*WRITTEN TASKS*:
1. Name every person mentioned in the black hole passage.
2. According to the black hole passage, at which institution does Suvrat Raju work?
3. From the black hole passage, retype the part starting with "This growth is" and going on through "not grow forever.".

*SOURCE EXTRACT*:
**********
This growth is weird because the black hole should be governed by the same laws of thermodynamics as the glass of water. If the ice and liquid eventually reach equilibrium, so should the hole. It should stabilize, not grow forever.

To formulate the paradox, Susskind applied a form of lateral thinking. The strategy, known as the AdS/CFT duality, conjectures that any situation in fundamental physics can be viewed in two mathematically equivalent ways, one with gravity, one without. The black hole is a strongly gravitating system — there are none stronger. It is mathematically equivalent to a nongravitational but strongly quantum system. In technical terms, the black hole is equivalent to a thermal state of quantum fields — essentially, a hot plasma made up of nuclear particles.

Xie Chen, a physicist at the California Institute of Technology, explores the far-reaching consequences of quantum entanglement.

Lance Hayashida

A black hole doesn't look anything like a hot plasma, nor does a plasma seem to have anything to do with a black hole. That is what makes the duality so powerful. It relates two things that should not be related. If someone gave you such a plasma, you could measure its temperature, and that would be the temperature of the black hole. If you dropped material into the plasma, a ripple would reverberate through it, and that would be like the black hole swallowing an object. "The ripple gradually dissipates, and things return to equilibrium," said Suvrat Raju, a theoretical physicist at the International Center for Theoretical Sciences in Bengaluru who has studied how AdS/CFT describes black holes.
**********
*INFORMATION PROVIDED*:
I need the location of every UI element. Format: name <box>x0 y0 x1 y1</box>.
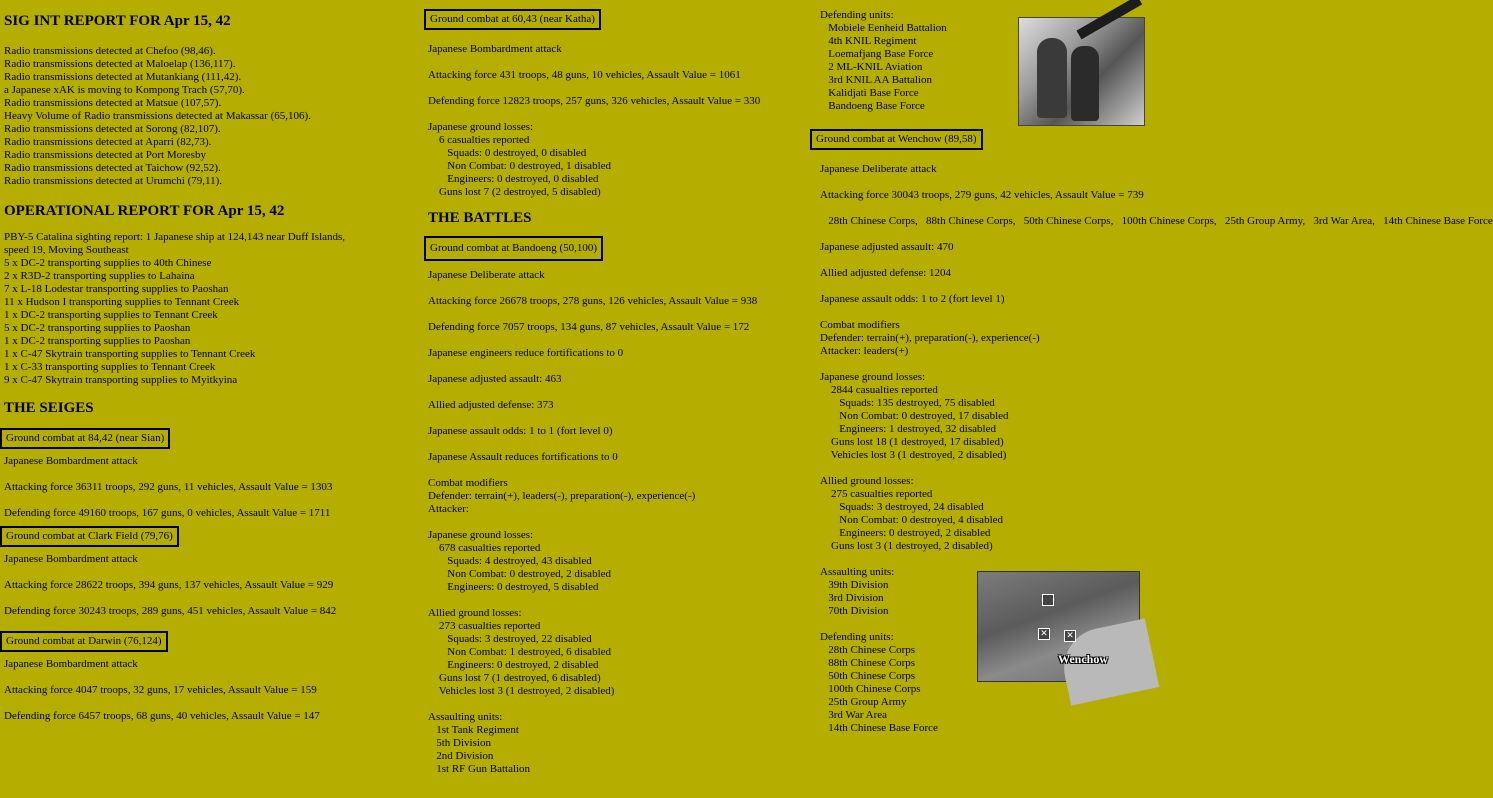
**********
*OUTPUTS FOR THE TASKS*:
1. Susskind, Xie Chen, Lance Hayashida, Suvrat Raju

2. The International Center for Theoretical Sciences in Bengaluru.

3.
This growth is weird because the black hole should be governed by the same laws of thermodynamics as the glass of water. If the ice and liquid eventually reach equilibrium, so should the hole. It should stabilize, not grow forever.